▸ **Exercise aim**:
Please state in a single number how many lines of the entries below include the word "from".

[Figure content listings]
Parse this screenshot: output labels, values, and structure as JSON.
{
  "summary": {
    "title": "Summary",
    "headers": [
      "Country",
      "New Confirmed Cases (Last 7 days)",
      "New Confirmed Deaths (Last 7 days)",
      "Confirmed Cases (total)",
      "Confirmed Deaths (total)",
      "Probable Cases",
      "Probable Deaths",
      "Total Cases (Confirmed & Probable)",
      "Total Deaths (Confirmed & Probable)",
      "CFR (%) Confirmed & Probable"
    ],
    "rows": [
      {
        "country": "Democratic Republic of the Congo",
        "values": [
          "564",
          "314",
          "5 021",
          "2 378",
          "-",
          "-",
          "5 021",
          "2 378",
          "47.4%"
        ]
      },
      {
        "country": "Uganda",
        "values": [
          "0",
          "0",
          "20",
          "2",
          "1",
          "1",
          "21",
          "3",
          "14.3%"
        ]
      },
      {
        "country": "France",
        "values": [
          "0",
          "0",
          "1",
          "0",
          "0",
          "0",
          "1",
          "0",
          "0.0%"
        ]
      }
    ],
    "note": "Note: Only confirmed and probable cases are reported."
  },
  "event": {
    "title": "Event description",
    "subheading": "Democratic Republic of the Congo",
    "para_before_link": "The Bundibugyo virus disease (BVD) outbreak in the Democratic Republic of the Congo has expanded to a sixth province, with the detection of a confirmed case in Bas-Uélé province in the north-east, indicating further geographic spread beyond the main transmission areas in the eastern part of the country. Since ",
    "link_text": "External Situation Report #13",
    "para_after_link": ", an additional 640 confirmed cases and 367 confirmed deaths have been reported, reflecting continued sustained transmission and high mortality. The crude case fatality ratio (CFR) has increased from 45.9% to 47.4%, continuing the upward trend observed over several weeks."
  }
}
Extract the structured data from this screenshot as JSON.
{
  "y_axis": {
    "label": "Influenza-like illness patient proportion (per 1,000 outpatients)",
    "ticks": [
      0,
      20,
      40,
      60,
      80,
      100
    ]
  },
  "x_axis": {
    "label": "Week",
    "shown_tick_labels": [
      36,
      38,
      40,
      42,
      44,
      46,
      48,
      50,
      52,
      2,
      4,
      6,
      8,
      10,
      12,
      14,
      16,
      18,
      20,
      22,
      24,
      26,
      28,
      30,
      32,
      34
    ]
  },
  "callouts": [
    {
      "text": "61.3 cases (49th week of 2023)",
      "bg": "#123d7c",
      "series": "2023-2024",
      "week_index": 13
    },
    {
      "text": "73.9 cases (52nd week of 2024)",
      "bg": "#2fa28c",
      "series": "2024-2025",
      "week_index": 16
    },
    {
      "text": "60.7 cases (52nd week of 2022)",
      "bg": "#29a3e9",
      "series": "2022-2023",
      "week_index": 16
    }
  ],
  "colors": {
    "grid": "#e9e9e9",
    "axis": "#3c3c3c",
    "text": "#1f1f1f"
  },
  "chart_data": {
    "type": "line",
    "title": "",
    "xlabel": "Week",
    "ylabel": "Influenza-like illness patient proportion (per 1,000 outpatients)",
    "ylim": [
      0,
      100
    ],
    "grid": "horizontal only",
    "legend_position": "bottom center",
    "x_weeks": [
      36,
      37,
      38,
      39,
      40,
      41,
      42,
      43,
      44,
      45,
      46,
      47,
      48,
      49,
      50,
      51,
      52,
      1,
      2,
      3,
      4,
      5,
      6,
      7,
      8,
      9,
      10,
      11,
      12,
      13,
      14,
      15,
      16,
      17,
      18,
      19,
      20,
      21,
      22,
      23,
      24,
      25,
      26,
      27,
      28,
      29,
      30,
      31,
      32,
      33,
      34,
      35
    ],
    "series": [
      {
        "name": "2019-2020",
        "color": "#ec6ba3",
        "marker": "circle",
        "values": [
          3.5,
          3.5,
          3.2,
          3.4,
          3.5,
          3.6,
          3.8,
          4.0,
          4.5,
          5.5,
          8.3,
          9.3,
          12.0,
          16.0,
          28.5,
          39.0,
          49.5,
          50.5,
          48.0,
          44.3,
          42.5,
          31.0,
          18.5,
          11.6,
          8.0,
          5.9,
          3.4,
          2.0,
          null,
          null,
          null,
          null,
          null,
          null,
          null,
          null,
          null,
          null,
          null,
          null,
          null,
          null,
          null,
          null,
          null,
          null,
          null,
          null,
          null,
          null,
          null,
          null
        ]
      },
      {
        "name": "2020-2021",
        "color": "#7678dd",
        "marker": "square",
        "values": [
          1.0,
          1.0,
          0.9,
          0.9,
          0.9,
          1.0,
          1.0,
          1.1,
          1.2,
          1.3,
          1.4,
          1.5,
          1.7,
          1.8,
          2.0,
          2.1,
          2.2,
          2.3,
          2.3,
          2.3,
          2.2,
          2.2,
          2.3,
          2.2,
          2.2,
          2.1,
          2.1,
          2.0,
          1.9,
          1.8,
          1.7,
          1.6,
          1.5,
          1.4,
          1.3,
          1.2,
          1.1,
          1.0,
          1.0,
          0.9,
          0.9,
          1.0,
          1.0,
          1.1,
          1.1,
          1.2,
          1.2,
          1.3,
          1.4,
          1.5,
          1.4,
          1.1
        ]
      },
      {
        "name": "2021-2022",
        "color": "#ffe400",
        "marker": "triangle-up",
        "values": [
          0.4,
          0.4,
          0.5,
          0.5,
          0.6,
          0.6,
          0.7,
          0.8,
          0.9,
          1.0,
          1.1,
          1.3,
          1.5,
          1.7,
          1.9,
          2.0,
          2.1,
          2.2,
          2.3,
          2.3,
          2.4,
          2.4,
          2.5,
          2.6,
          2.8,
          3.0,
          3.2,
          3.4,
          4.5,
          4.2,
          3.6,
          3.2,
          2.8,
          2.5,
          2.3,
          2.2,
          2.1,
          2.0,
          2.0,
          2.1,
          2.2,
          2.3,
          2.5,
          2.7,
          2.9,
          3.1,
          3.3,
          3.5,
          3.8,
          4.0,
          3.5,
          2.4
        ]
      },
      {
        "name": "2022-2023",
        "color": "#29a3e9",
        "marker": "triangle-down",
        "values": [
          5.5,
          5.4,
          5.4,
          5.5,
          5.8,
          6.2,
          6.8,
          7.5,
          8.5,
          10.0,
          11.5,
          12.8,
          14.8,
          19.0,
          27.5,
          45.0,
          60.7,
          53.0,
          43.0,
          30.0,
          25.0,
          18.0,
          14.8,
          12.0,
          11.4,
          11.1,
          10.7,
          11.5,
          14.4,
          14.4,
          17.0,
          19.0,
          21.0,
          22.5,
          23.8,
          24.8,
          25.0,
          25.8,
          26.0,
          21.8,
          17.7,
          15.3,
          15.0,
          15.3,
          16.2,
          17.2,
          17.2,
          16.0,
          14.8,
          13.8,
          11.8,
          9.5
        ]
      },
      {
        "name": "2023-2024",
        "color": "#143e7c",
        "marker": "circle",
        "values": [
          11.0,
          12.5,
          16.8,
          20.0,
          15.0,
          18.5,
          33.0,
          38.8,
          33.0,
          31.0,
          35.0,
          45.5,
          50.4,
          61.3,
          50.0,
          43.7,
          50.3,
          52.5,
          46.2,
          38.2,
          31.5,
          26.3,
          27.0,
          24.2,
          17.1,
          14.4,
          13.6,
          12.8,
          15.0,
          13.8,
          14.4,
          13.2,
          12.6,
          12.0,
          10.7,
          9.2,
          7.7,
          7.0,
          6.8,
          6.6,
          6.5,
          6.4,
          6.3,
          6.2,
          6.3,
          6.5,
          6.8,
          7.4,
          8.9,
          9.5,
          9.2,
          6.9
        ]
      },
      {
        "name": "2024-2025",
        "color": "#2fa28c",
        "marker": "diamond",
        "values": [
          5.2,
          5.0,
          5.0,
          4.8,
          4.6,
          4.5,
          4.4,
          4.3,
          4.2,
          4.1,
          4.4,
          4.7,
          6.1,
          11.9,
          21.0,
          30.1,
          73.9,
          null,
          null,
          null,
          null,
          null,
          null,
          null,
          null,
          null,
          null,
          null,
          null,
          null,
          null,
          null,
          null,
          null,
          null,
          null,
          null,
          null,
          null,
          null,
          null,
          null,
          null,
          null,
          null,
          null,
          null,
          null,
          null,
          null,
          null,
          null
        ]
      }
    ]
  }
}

▸ **Your response**:
2